-- DIRECTIONS FOR THIS TASK --
Reproduce the records below in full and without edits, omitting images.

Saved entries
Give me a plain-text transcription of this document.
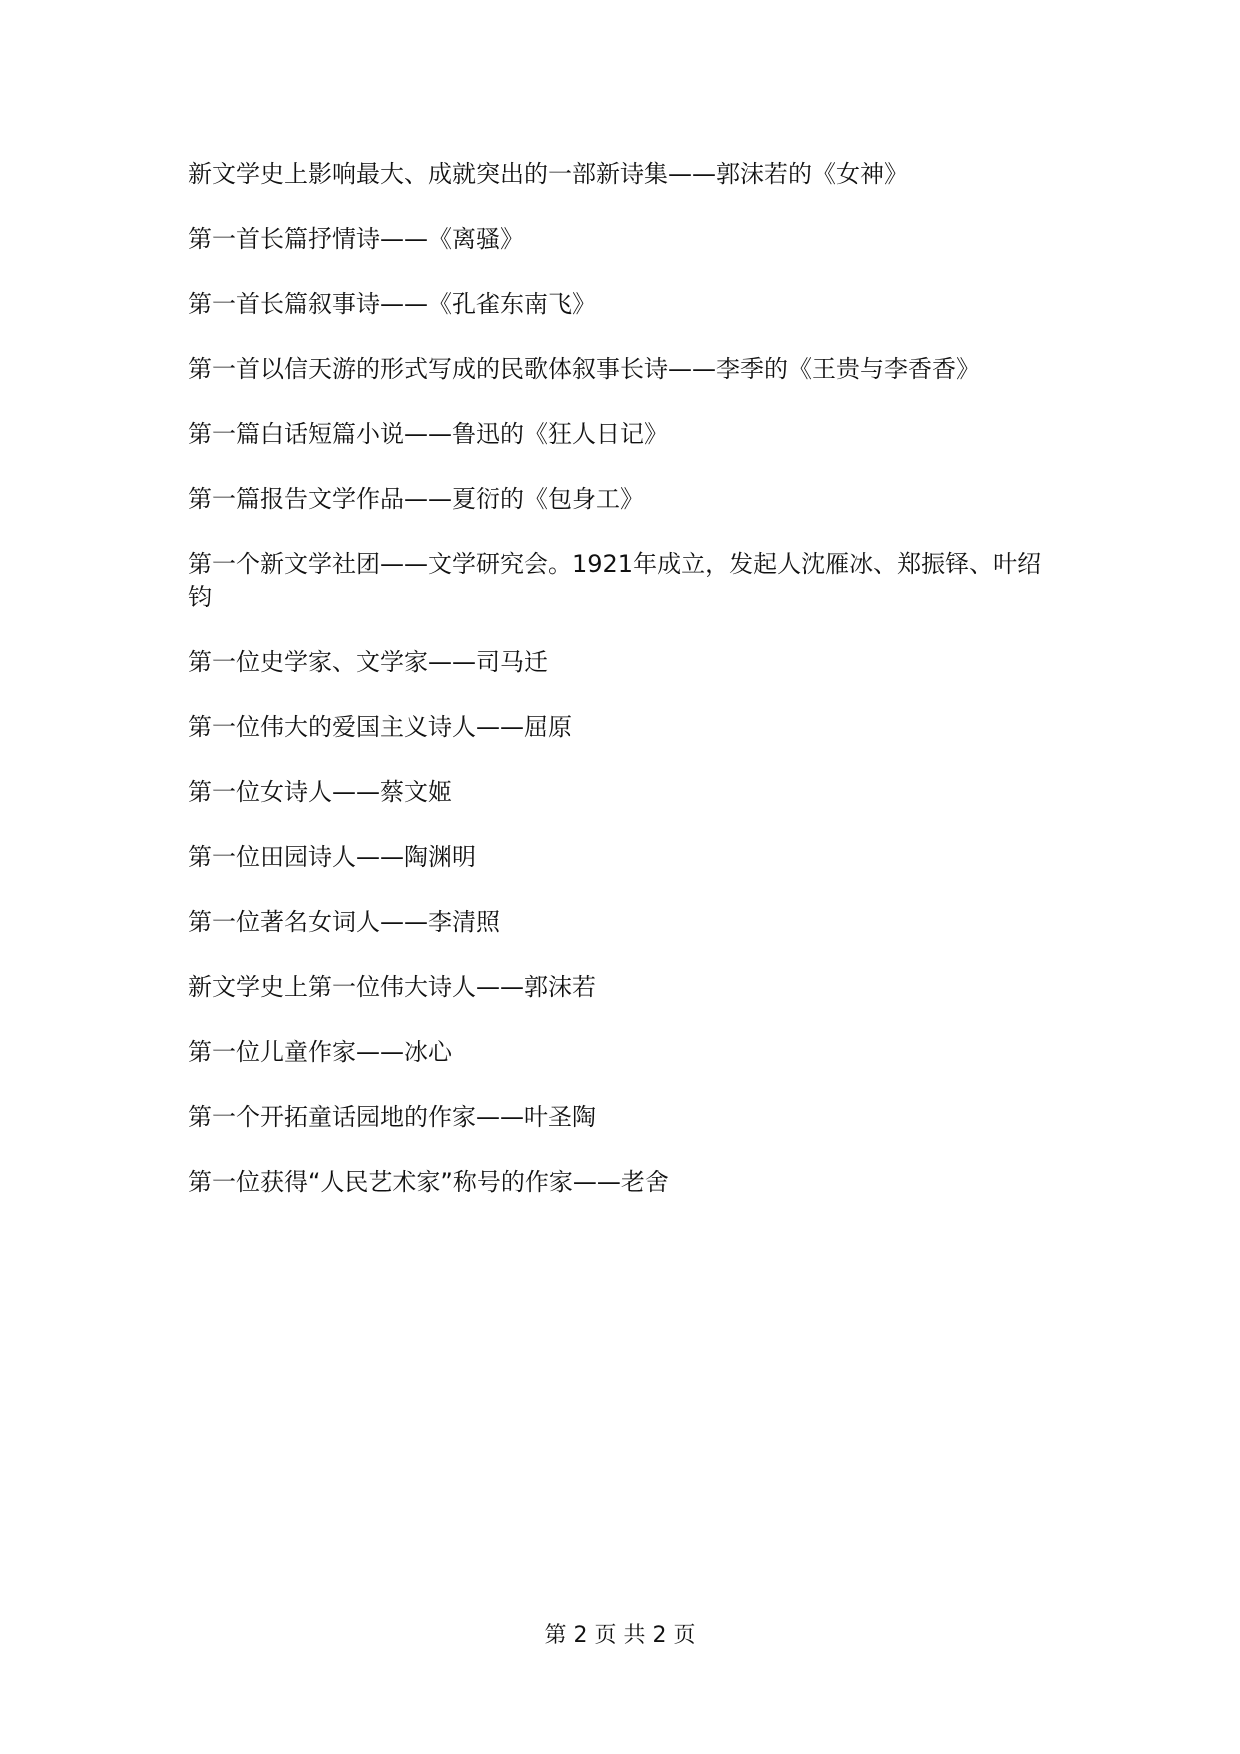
新文学史上影响最大、成就突出的一部新诗集——郭沫若的《女神》

第一首长篇抒情诗——《离骚》

第一首长篇叙事诗——《孔雀东南飞》

第一首以信天游的形式写成的民歌体叙事长诗——李季的《王贵与李香香》

第一篇白话短篇小说——鲁迅的《狂人日记》

第一篇报告文学作品——夏衍的《包身工》

第一个新文学社团——文学研究会。1921年成立，发起人沈雁冰、郑振铎、叶绍钧

第一位史学家、文学家——司马迁

第一位伟大的爱国主义诗人——屈原

第一位女诗人——蔡文姬

第一位田园诗人——陶渊明

第一位著名女词人——李清照

新文学史上第一位伟大诗人——郭沫若

第一位儿童作家——冰心

第一个开拓童话园地的作家——叶圣陶

第一位获得“人民艺术家”称号的作家——老舍

第 2 页 共 2 页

-- SOLUTION TO THE EXERCISE --
Give me a plain-text transcription of this document.
新文学史上影响最大、成就突出的一部新诗集——郭沫若的《女神》

第一首长篇抒情诗——《离骚》

第一首长篇叙事诗——《孔雀东南飞》

第一首以信天游的形式写成的民歌体叙事长诗——李季的《王贵与李香香》

第一篇白话短篇小说——鲁迅的《狂人日记》

第一篇报告文学作品——夏衍的《包身工》

第一个新文学社团——文学研究会。1921年成立，发起人沈雁冰、郑振铎、叶绍钧

第一位史学家、文学家——司马迁

第一位伟大的爱国主义诗人——屈原

第一位女诗人——蔡文姬

第一位田园诗人——陶渊明

第一位著名女词人——李清照

新文学史上第一位伟大诗人——郭沫若

第一位儿童作家——冰心

第一个开拓童话园地的作家——叶圣陶

第一位获得“人民艺术家”称号的作家——老舍

第 2 页 共 2 页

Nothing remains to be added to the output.